- _Directive_
Could you write out every entry exactly as it stands?

Data entries for graphics:
--------------------

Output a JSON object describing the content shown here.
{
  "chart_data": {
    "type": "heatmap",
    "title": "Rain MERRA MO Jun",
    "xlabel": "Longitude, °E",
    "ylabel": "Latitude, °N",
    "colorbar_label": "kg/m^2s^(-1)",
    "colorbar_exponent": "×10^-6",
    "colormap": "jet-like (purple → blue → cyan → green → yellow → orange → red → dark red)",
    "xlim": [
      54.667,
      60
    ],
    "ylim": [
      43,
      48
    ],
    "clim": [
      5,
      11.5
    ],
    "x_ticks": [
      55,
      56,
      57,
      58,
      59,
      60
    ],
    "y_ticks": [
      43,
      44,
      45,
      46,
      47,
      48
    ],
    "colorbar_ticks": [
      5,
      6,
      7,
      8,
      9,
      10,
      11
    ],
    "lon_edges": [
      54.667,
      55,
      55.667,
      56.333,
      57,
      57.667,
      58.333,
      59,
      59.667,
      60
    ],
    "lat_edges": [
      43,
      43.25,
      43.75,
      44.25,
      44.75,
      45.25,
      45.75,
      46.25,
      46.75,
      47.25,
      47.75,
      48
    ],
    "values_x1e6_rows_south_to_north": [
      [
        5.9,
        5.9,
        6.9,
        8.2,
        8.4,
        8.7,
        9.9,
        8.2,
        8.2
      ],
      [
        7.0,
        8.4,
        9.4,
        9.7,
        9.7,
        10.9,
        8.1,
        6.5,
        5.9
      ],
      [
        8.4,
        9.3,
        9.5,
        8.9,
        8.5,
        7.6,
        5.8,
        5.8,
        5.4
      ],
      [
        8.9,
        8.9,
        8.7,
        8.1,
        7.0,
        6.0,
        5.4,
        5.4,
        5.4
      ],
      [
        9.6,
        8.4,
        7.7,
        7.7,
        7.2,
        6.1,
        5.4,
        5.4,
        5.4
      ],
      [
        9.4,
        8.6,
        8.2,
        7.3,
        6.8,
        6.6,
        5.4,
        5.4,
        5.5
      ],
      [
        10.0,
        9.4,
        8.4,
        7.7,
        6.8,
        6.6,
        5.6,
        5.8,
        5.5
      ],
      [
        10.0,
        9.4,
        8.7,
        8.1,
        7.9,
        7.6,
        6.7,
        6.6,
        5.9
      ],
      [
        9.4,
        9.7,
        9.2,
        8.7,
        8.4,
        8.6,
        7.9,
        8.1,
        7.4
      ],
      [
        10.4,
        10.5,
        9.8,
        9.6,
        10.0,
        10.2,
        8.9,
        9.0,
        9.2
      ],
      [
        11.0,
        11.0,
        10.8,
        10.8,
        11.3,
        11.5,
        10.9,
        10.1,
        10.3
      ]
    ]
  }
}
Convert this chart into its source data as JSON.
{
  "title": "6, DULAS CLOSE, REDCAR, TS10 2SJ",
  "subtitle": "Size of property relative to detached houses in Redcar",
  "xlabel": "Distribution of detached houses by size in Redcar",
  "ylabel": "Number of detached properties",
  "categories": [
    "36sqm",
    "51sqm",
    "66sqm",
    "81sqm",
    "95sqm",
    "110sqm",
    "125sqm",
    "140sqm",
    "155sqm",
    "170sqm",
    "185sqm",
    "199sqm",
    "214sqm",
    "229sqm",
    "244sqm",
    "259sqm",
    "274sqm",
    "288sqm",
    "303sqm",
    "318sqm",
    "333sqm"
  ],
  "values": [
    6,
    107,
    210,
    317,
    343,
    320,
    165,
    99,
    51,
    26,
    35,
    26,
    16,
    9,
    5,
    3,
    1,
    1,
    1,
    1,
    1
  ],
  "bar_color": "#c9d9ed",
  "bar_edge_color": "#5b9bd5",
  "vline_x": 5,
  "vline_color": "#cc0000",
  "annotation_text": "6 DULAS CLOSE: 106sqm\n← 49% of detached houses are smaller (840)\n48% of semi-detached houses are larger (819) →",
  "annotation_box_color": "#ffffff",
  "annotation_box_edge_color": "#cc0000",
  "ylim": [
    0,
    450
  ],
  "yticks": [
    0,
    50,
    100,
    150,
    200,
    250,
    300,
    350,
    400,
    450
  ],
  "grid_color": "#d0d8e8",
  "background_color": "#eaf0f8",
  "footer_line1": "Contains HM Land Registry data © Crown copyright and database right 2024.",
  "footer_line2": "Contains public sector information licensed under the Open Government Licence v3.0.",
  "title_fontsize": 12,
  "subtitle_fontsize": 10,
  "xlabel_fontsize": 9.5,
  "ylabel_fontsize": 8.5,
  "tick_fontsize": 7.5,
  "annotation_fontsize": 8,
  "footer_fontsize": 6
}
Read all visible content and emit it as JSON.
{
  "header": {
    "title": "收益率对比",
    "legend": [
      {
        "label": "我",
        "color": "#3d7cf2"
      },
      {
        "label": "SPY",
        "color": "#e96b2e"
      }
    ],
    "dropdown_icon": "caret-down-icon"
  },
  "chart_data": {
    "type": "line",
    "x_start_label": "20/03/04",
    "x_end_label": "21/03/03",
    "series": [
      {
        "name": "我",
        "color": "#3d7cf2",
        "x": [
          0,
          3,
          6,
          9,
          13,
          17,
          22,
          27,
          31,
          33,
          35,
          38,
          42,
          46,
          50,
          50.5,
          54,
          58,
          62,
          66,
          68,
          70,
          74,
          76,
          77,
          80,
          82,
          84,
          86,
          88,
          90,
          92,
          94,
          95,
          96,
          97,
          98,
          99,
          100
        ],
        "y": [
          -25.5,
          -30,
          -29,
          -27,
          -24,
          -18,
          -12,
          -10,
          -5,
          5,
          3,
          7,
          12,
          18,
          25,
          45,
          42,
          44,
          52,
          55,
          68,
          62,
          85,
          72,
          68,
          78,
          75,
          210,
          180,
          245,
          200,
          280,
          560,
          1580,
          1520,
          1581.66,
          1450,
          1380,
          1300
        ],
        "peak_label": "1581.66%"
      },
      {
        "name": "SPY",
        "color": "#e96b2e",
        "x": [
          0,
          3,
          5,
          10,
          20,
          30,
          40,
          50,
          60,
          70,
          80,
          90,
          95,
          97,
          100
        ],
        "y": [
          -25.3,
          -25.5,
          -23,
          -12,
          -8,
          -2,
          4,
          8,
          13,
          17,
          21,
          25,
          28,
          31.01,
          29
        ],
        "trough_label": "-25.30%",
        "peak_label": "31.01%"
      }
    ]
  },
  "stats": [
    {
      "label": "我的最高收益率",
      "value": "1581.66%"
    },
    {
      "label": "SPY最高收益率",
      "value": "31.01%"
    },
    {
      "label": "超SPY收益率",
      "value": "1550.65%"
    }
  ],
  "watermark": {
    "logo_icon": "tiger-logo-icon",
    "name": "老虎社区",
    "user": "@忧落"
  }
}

--------------------

- _Task result_
Output a JSON object describing the content shown here.
{
  "chart_data": {
    "type": "heatmap",
    "title": "Rain MERRA MO Jun",
    "xlabel": "Longitude, °E",
    "ylabel": "Latitude, °N",
    "colorbar_label": "kg/m^2s^(-1)",
    "colorbar_exponent": "×10^-6",
    "colormap": "jet-like (purple → blue → cyan → green → yellow → orange → red → dark red)",
    "xlim": [
      54.667,
      60
    ],
    "ylim": [
      43,
      48
    ],
    "clim": [
      5,
      11.5
    ],
    "x_ticks": [
      55,
      56,
      57,
      58,
      59,
      60
    ],
    "y_ticks": [
      43,
      44,
      45,
      46,
      47,
      48
    ],
    "colorbar_ticks": [
      5,
      6,
      7,
      8,
      9,
      10,
      11
    ],
    "lon_edges": [
      54.667,
      55,
      55.667,
      56.333,
      57,
      57.667,
      58.333,
      59,
      59.667,
      60
    ],
    "lat_edges": [
      43,
      43.25,
      43.75,
      44.25,
      44.75,
      45.25,
      45.75,
      46.25,
      46.75,
      47.25,
      47.75,
      48
    ],
    "values_x1e6_rows_south_to_north": [
      [
        5.9,
        5.9,
        6.9,
        8.2,
        8.4,
        8.7,
        9.9,
        8.2,
        8.2
      ],
      [
        7.0,
        8.4,
        9.4,
        9.7,
        9.7,
        10.9,
        8.1,
        6.5,
        5.9
      ],
      [
        8.4,
        9.3,
        9.5,
        8.9,
        8.5,
        7.6,
        5.8,
        5.8,
        5.4
      ],
      [
        8.9,
        8.9,
        8.7,
        8.1,
        7.0,
        6.0,
        5.4,
        5.4,
        5.4
      ],
      [
        9.6,
        8.4,
        7.7,
        7.7,
        7.2,
        6.1,
        5.4,
        5.4,
        5.4
      ],
      [
        9.4,
        8.6,
        8.2,
        7.3,
        6.8,
        6.6,
        5.4,
        5.4,
        5.5
      ],
      [
        10.0,
        9.4,
        8.4,
        7.7,
        6.8,
        6.6,
        5.6,
        5.8,
        5.5
      ],
      [
        10.0,
        9.4,
        8.7,
        8.1,
        7.9,
        7.6,
        6.7,
        6.6,
        5.9
      ],
      [
        9.4,
        9.7,
        9.2,
        8.7,
        8.4,
        8.6,
        7.9,
        8.1,
        7.4
      ],
      [
        10.4,
        10.5,
        9.8,
        9.6,
        10.0,
        10.2,
        8.9,
        9.0,
        9.2
      ],
      [
        11.0,
        11.0,
        10.8,
        10.8,
        11.3,
        11.5,
        10.9,
        10.1,
        10.3
      ]
    ]
  }
}
Convert this chart into its source data as JSON.
{
  "title": "6, DULAS CLOSE, REDCAR, TS10 2SJ",
  "subtitle": "Size of property relative to detached houses in Redcar",
  "xlabel": "Distribution of detached houses by size in Redcar",
  "ylabel": "Number of detached properties",
  "categories": [
    "36sqm",
    "51sqm",
    "66sqm",
    "81sqm",
    "95sqm",
    "110sqm",
    "125sqm",
    "140sqm",
    "155sqm",
    "170sqm",
    "185sqm",
    "199sqm",
    "214sqm",
    "229sqm",
    "244sqm",
    "259sqm",
    "274sqm",
    "288sqm",
    "303sqm",
    "318sqm",
    "333sqm"
  ],
  "values": [
    6,
    107,
    210,
    317,
    343,
    320,
    165,
    99,
    51,
    26,
    35,
    26,
    16,
    9,
    5,
    3,
    1,
    1,
    1,
    1,
    1
  ],
  "bar_color": "#c9d9ed",
  "bar_edge_color": "#5b9bd5",
  "vline_x": 5,
  "vline_color": "#cc0000",
  "annotation_text": "6 DULAS CLOSE: 106sqm\n← 49% of detached houses are smaller (840)\n48% of semi-detached houses are larger (819) →",
  "annotation_box_color": "#ffffff",
  "annotation_box_edge_color": "#cc0000",
  "ylim": [
    0,
    450
  ],
  "yticks": [
    0,
    50,
    100,
    150,
    200,
    250,
    300,
    350,
    400,
    450
  ],
  "grid_color": "#d0d8e8",
  "background_color": "#eaf0f8",
  "footer_line1": "Contains HM Land Registry data © Crown copyright and database right 2024.",
  "footer_line2": "Contains public sector information licensed under the Open Government Licence v3.0.",
  "title_fontsize": 12,
  "subtitle_fontsize": 10,
  "xlabel_fontsize": 9.5,
  "ylabel_fontsize": 8.5,
  "tick_fontsize": 7.5,
  "annotation_fontsize": 8,
  "footer_fontsize": 6
}
Read all visible content and emit it as JSON.
{
  "header": {
    "title": "收益率对比",
    "legend": [
      {
        "label": "我",
        "color": "#3d7cf2"
      },
      {
        "label": "SPY",
        "color": "#e96b2e"
      }
    ],
    "dropdown_icon": "caret-down-icon"
  },
  "chart_data": {
    "type": "line",
    "x_start_label": "20/03/04",
    "x_end_label": "21/03/03",
    "series": [
      {
        "name": "我",
        "color": "#3d7cf2",
        "x": [
          0,
          3,
          6,
          9,
          13,
          17,
          22,
          27,
          31,
          33,
          35,
          38,
          42,
          46,
          50,
          50.5,
          54,
          58,
          62,
          66,
          68,
          70,
          74,
          76,
          77,
          80,
          82,
          84,
          86,
          88,
          90,
          92,
          94,
          95,
          96,
          97,
          98,
          99,
          100
        ],
        "y": [
          -25.5,
          -30,
          -29,
          -27,
          -24,
          -18,
          -12,
          -10,
          -5,
          5,
          3,
          7,
          12,
          18,
          25,
          45,
          42,
          44,
          52,
          55,
          68,
          62,
          85,
          72,
          68,
          78,
          75,
          210,
          180,
          245,
          200,
          280,
          560,
          1580,
          1520,
          1581.66,
          1450,
          1380,
          1300
        ],
        "peak_label": "1581.66%"
      },
      {
        "name": "SPY",
        "color": "#e96b2e",
        "x": [
          0,
          3,
          5,
          10,
          20,
          30,
          40,
          50,
          60,
          70,
          80,
          90,
          95,
          97,
          100
        ],
        "y": [
          -25.3,
          -25.5,
          -23,
          -12,
          -8,
          -2,
          4,
          8,
          13,
          17,
          21,
          25,
          28,
          31.01,
          29
        ],
        "trough_label": "-25.30%",
        "peak_label": "31.01%"
      }
    ]
  },
  "stats": [
    {
      "label": "我的最高收益率",
      "value": "1581.66%"
    },
    {
      "label": "SPY最高收益率",
      "value": "31.01%"
    },
    {
      "label": "超SPY收益率",
      "value": "1550.65%"
    }
  ],
  "watermark": {
    "logo_icon": "tiger-logo-icon",
    "name": "老虎社区",
    "user": "@忧落"
  }
}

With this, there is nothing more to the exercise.